--- Start of Material for the task ---

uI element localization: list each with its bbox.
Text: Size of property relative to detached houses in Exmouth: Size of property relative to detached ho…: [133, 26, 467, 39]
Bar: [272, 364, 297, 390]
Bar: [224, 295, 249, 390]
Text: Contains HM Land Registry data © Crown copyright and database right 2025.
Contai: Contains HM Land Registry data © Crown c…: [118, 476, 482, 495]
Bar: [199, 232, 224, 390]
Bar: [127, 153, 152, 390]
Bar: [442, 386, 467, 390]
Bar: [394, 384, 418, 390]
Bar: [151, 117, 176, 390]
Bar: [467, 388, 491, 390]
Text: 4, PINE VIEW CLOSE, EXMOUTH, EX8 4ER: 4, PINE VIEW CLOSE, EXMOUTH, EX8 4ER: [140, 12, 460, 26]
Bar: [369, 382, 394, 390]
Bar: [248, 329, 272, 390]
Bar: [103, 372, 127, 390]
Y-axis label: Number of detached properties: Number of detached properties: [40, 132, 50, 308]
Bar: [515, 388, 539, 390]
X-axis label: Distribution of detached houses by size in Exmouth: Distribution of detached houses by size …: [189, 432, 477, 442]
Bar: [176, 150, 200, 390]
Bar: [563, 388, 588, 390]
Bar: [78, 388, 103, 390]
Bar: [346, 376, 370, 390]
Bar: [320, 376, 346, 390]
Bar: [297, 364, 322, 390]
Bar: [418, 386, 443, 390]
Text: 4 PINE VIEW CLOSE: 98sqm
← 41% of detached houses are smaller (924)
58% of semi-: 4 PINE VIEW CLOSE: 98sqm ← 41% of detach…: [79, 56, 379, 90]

--- End of Material for the task ---

What is being asked: Edit the data above by replacing "Number of detached properties" with "Count of detached properties" wherever it appears, and leave everything else unchanged.

Full solution:
uI element localization: list each with its bbox.
Text: Size of property relative to detached houses in Exmouth: Size of property relative to detached ho…: [133, 26, 467, 39]
Bar: [272, 364, 297, 390]
Bar: [224, 295, 249, 390]
Text: Contains HM Land Registry data © Crown copyright and database right 2025.
Contai: Contains HM Land Registry data © Crown c…: [118, 476, 482, 495]
Bar: [199, 232, 224, 390]
Bar: [127, 153, 152, 390]
Bar: [442, 386, 467, 390]
Bar: [394, 384, 418, 390]
Bar: [151, 117, 176, 390]
Bar: [467, 388, 491, 390]
Text: 4, PINE VIEW CLOSE, EXMOUTH, EX8 4ER: 4, PINE VIEW CLOSE, EXMOUTH, EX8 4ER: [140, 12, 460, 26]
Bar: [369, 382, 394, 390]
Bar: [248, 329, 272, 390]
Bar: [103, 372, 127, 390]
Y-axis label: Count of detached properties: Count of detached properties: [40, 132, 50, 308]
Bar: [515, 388, 539, 390]
X-axis label: Distribution of detached houses by size in Exmouth: Distribution of detached houses by size …: [189, 432, 477, 442]
Bar: [176, 150, 200, 390]
Bar: [563, 388, 588, 390]
Bar: [78, 388, 103, 390]
Bar: [346, 376, 370, 390]
Bar: [320, 376, 346, 390]
Bar: [297, 364, 322, 390]
Bar: [418, 386, 443, 390]
Text: 4 PINE VIEW CLOSE: 98sqm
← 41% of detached houses are smaller (924)
58% of semi-: 4 PINE VIEW CLOSE: 98sqm ← 41% of detach…: [79, 56, 379, 90]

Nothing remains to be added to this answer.